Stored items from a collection
_ _ _ _ _ _ _

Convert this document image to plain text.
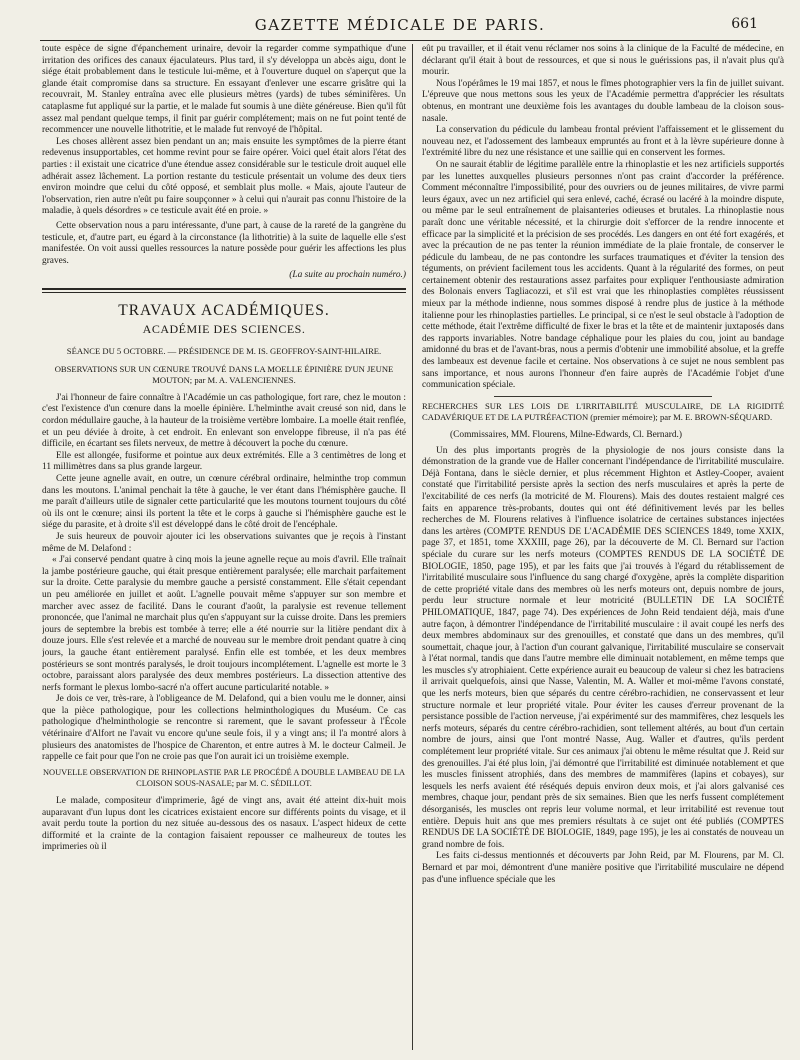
GAZETTE MÉDICALE DE PARIS.	661

toute espèce de signe d'épanchement urinaire, devoir la regarder comme sympathique d'une irritation des orifices des canaux éjaculateurs. Plus tard, il s'y développa un abcès aigu, dont le siége était probablement dans le testicule lui-même, et à l'ouverture duquel on s'aperçut que la glande était compromise dans sa structure. En essayant d'enlever une escarre grisâtre qui la recouvrait, M. Stanley entraîna avec elle plusieurs mètres (yards) de tubes séminifères. Un cataplasme fut appliqué sur la partie, et le malade fut soumis à une diète généreuse. Bien qu'il fût assez mal pendant quelque temps, il finit par guérir complétement; mais on ne fut point tenté de recommencer une nouvelle lithotritie, et le malade fut renvoyé de l'hôpital.

Les choses allèrent assez bien pendant un an; mais ensuite les symptômes de la pierre étant redevenus insupportables, cet homme revint pour se faire opérer. Voici quel était alors l'état des parties : il existait une cicatrice d'une étendue assez considérable sur le testicule droit auquel elle adhérait assez lâchement. La portion restante du testicule présentait un volume des deux tiers environ moindre que celui du côté opposé, et semblait plus molle. « Mais, ajoute l'auteur de l'observation, rien autre n'eût pu faire soupçonner » à celui qui n'aurait pas connu l'histoire de la maladie, à quels désordres » ce testicule avait été en proie. »

Cette observation nous a paru intéressante, d'une part, à cause de la rareté de la gangrène du testicule, et, d'autre part, eu égard à la circonstance (la lithotritie) à la suite de laquelle elle s'est manifestée. On voit aussi quelles ressources la nature possède pour guérir les affections les plus graves.

(La suite au prochain numéro.)
TRAVAUX ACADÉMIQUES.
ACADÉMIE DES SCIENCES.
SÉANCE DU 5 OCTOBRE. — PRÉSIDENCE DE M. IS. GEOFFROY-SAINT-HILAIRE.

OBSERVATIONS SUR UN CŒNURE TROUVÉ DANS LA MOELLE ÉPINIÈRE D'UN JEUNE MOUTON; par M. A. VALENCIENNES.

J'ai l'honneur de faire connaître à l'Académie un cas pathologique, fort rare, chez le mouton : c'est l'existence d'un cœnure dans la moelle épinière. L'helminthe avait creusé son nid, dans le cordon médullaire gauche, à la hauteur de la troisième vertèbre lombaire. La moelle était renflée, et un peu déviée à droite, à cet endroit. En enlevant son enveloppe fibreuse, il n'a pas été difficile, en écartant ses filets nerveux, de mettre à découvert la poche du cœnure.

Elle est allongée, fusiforme et pointue aux deux extrémités. Elle a 3 centimètres de long et 11 millimètres dans sa plus grande largeur.

Cette jeune agnelle avait, en outre, un cœnure cérébral ordinaire, helminthe trop commun dans les moutons. L'animal penchait la tête à gauche, le ver étant dans l'hémisphère gauche. Il me paraît d'ailleurs utile de signaler cette particularité que les moutons tournent toujours du côté où ils ont le cœnure; ainsi ils portent la tête et le corps à gauche si l'hémisphère gauche est le siége du parasite, et à droite s'il est développé dans le côté droit de l'encéphale.

Je suis heureux de pouvoir ajouter ici les observations suivantes que je reçois à l'instant même de M. Delafond :

« J'ai conservé pendant quatre à cinq mois la jeune agnelle reçue au mois d'avril. Elle traînait la jambe postérieure gauche, qui était presque entièrement paralysée; elle marchait parfaitement sur la droite. Cette paralysie du membre gauche a persisté constamment. Elle s'était cependant un peu améliorée en juillet et août. L'agnelle pouvait même s'appuyer sur son membre et marcher avec assez de facilité. Dans le courant d'août, la paralysie est revenue tellement prononcée, que l'animal ne marchait plus qu'en s'appuyant sur la cuisse droite. Dans les premiers jours de septembre la brebis est tombée à terre; elle a été nourrie sur la litière pendant dix à douze jours. Elle s'est relevée et a marché de nouveau sur le membre droit pendant quatre à cinq jours, la gauche étant entièrement paralysé. Enfin elle est tombée, et les deux membres postérieurs se sont montrés paralysés, le droit toujours incomplétement. L'agnelle est morte le 3 octobre, paraissant alors paralysée des deux membres postérieurs. La dissection attentive des nerfs formant le plexus lombo-sacré n'a offert aucune particularité notable. »

Je dois ce ver, très-rare, à l'obligeance de M. Delafond, qui a bien voulu me le donner, ainsi que la pièce pathologique, pour les collections helminthologiques du Muséum. Ce cas pathologique d'helminthologie se rencontre si rarement, que le savant professeur à l'École vétérinaire d'Alfort ne l'avait vu encore qu'une seule fois, il y a vingt ans; il l'a montré alors à plusieurs des anatomistes de l'hospice de Charenton, et entre autres à M. le docteur Calmeil. Je rappelle ce fait pour que l'on ne croie pas que l'on aurait ici un troisième exemple.

NOUVELLE OBSERVATION DE RHINOPLASTIE PAR LE PROCÉDÉ A DOUBLE LAMBEAU DE LA CLOISON SOUS-NASALE; par M. C. SÉDILLOT.

Le malade, compositeur d'imprimerie, âgé de vingt ans, avait été atteint dix-huit mois auparavant d'un lupus dont les cicatrices existaient encore sur différents points du visage, et il avait perdu toute la portion du nez située au-dessous des os nasaux. L'aspect hideux de cette difformité et la crainte de la contagion faisaient repousser ce malheureux de toutes les imprimeries où il

eût pu travailler, et il était venu réclamer nos soins à la clinique de la Faculté de médecine, en déclarant qu'il était à bout de ressources, et que si nous le guérissions pas, il n'avait plus qu'à mourir.

Nous l'opérâmes le 19 mai 1857, et nous le fîmes photographier vers la fin de juillet suivant. L'épreuve que nous mettons sous les yeux de l'Académie permettra d'apprécier les résultats obtenus, en montrant une deuxième fois les avantages du double lambeau de la cloison sous-nasale.

La conservation du pédicule du lambeau frontal prévient l'affaissement et le glissement du nouveau nez, et l'adossement des lambeaux empruntés au front et à la lèvre supérieure donne à l'extrémité libre du nez une résistance et une saillie qui en conservent les formes.

On ne saurait établir de légitime parallèle entre la rhinoplastie et les nez artificiels supportés par les lunettes auxquelles plusieurs personnes n'ont pas craint d'accorder la préférence. Comment méconnaître l'impossibilité, pour des ouvriers ou de jeunes militaires, de vivre parmi leurs égaux, avec un nez artificiel qui sera enlevé, caché, écrasé ou lacéré à la moindre dispute, ou même par le seul entraînement de plaisanteries odieuses et brutales. La rhinoplastie nous paraît donc une véritable nécessité, et la chirurgie doit s'efforcer de la rendre innocente et efficace par la simplicité et la précision de ses procédés. Les dangers en ont été fort exagérés, et avec la précaution de ne pas tenter la réunion immédiate de la plaie frontale, de conserver le pédicule du lambeau, de ne pas contondre les surfaces traumatiques et d'éviter la tension des téguments, on prévient facilement tous les accidents. Quant à la régularité des formes, on peut certainement obtenir des restaurations assez parfaites pour expliquer l'enthousiaste admiration des Bolonais envers Tagliacozzi, et s'il est vrai que les rhinoplasties complètes réussissent mieux par la méthode indienne, nous sommes disposé à rendre plus de justice à la méthode italienne pour les rhinoplasties partielles. Le principal, si ce n'est le seul obstacle à l'adoption de cette méthode, était l'extrême difficulté de fixer le bras et la tête et de maintenir juxtaposés dans des rapports invariables. Notre bandage céphalique pour les plaies du cou, joint au bandage amidonné du bras et de l'avant-bras, nous a permis d'obtenir une immobilité absolue, et la greffe des lambeaux est devenue facile et certaine. Nos observations à ce sujet ne nous semblent pas sans importance, et nous aurons l'honneur d'en faire auprès de l'Académie l'objet d'une communication spéciale.

RECHERCHES SUR LES LOIS DE L'IRRITABILITÉ MUSCULAIRE, DE LA RIGIDITÉ CADAVÉRIQUE ET DE LA PUTRÉFACTION (premier mémoire); par M. E. BROWN-SÉQUARD.

(Commissaires, MM. Flourens, Milne-Edwards, Cl. Bernard.)

Un des plus importants progrès de la physiologie de nos jours consiste dans la démonstration de la grande vue de Haller concernant l'indépendance de l'irritabilité musculaire. Déjà Fontana, dans le siècle dernier, et plus récemment Highton et Astley-Cooper, avaient constaté que l'irritabilité persiste après la section des nerfs musculaires et après la perte de l'excitabilité de ces nerfs (la motricité de M. Flourens). Mais des doutes restaient malgré ces faits en apparence très-probants, doutes qui ont été définitivement levés par les belles recherches de M. Flourens relatives à l'influence isolatrice de certaines substances injectées dans les artères (COMPTE RENDUS DE L'ACADÉMIE DES SCIENCES 1849, tome XXIX, page 37, et 1851, tome XXXIII, page 26), par la découverte de M. Cl. Bernard sur l'action spéciale du curare sur les nerfs moteurs (COMPTES RENDUS DE LA SOCIÉTÉ DE BIOLOGIE, 1850, page 195), et par les faits que j'ai trouvés à l'égard du rétablissement de l'irritabilité musculaire sous l'influence du sang chargé d'oxygène, après la complète disparition de cette propriété vitale dans des membres où les nerfs moteurs ont, depuis nombre de jours, perdu leur structure normale et leur motricité (BULLETIN DE LA SOCIÉTÉ PHILOMATIQUE, 1847, page 74). Des expériences de John Reid tendaient déjà, mais d'une autre façon, à démontrer l'indépendance de l'irritabilité musculaire : il avait coupé les nerfs des deux membres abdominaux sur des grenouilles, et constaté que dans un des membres, qu'il soumettait, chaque jour, à l'action d'un courant galvanique, l'irritabilité musculaire se conservait à l'état normal, tandis que dans l'autre membre elle diminuait notablement, en même temps que les muscles s'y atrophiaient. Cette expérience aurait eu beaucoup de valeur si chez les batraciens il arrivait quelquefois, ainsi que Nasse, Valentin, M. A. Waller et moi-même l'avons constaté, que les nerfs moteurs, bien que séparés du centre cérébro-rachidien, ne conservassent et leur structure normale et leur propriété vitale. Pour éviter les causes d'erreur provenant de la persistance possible de l'action nerveuse, j'ai expérimenté sur des mammifères, chez lesquels les nerfs moteurs, séparés du centre cérébro-rachidien, sont tellement altérés, au bout d'un certain nombre de jours, ainsi que l'ont montré Nasse, Aug. Waller et d'autres, qu'ils perdent complétement leur propriété vitale. Sur ces animaux j'ai obtenu le même résultat que J. Reid sur des grenouilles. J'ai été plus loin, j'ai démontré que l'irritabilité est diminuée notablement et que les muscles finissent atrophiés, dans des membres de mammifères (lapins et cobayes), sur lesquels les nerfs avaient été réséqués depuis environ deux mois, et j'ai alors galvanisé ces membres, chaque jour, pendant près de six semaines. Bien que les nerfs fussent complétement désorganisés, les muscles ont repris leur volume normal, et leur irritabilité est revenue tout entière. Depuis huit ans que mes premiers résultats à ce sujet ont été publiés (COMPTES RENDUS DE LA SOCIÉTÉ DE BIOLOGIE, 1849, page 195), je les ai constatés de nouveau un grand nombre de fois.

Les faits ci-dessus mentionnés et découverts par John Reid, par M. Flourens, par M. Cl. Bernard et par moi, démontrent d'une manière positive que l'irritabilité musculaire ne dépend pas d'une influence spéciale que les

_ _ _ _ _ _ _

- PROMPT: Show, from the material above, each line that includes the string "Delafond".

- RESULT OF THE TASK:
Je suis heureux de pouvoir ajouter ici les observations suivantes que je reçois à l'instant même de M. Delafond :
Je dois ce ver, très-rare, à l'obligeance de M. Delafond, qui a bien voulu me le donner, ainsi que la pièce pathologique, pour les collections helminthologiques du Muséum. Ce cas pathologique d'helminthologie se rencontre si rarement, que le savant professeur à l'École vétérinaire d'Alfort ne l'avait vu encore qu'une seule fois, il y a vingt ans; il l'a montré alors à plusieurs des anatomistes de l'hospice de Charenton, et entre autres à M. le docteur Calmeil. Je rappelle ce fait pour que l'on ne croie pas que l'on aurait ici un troisième exemple.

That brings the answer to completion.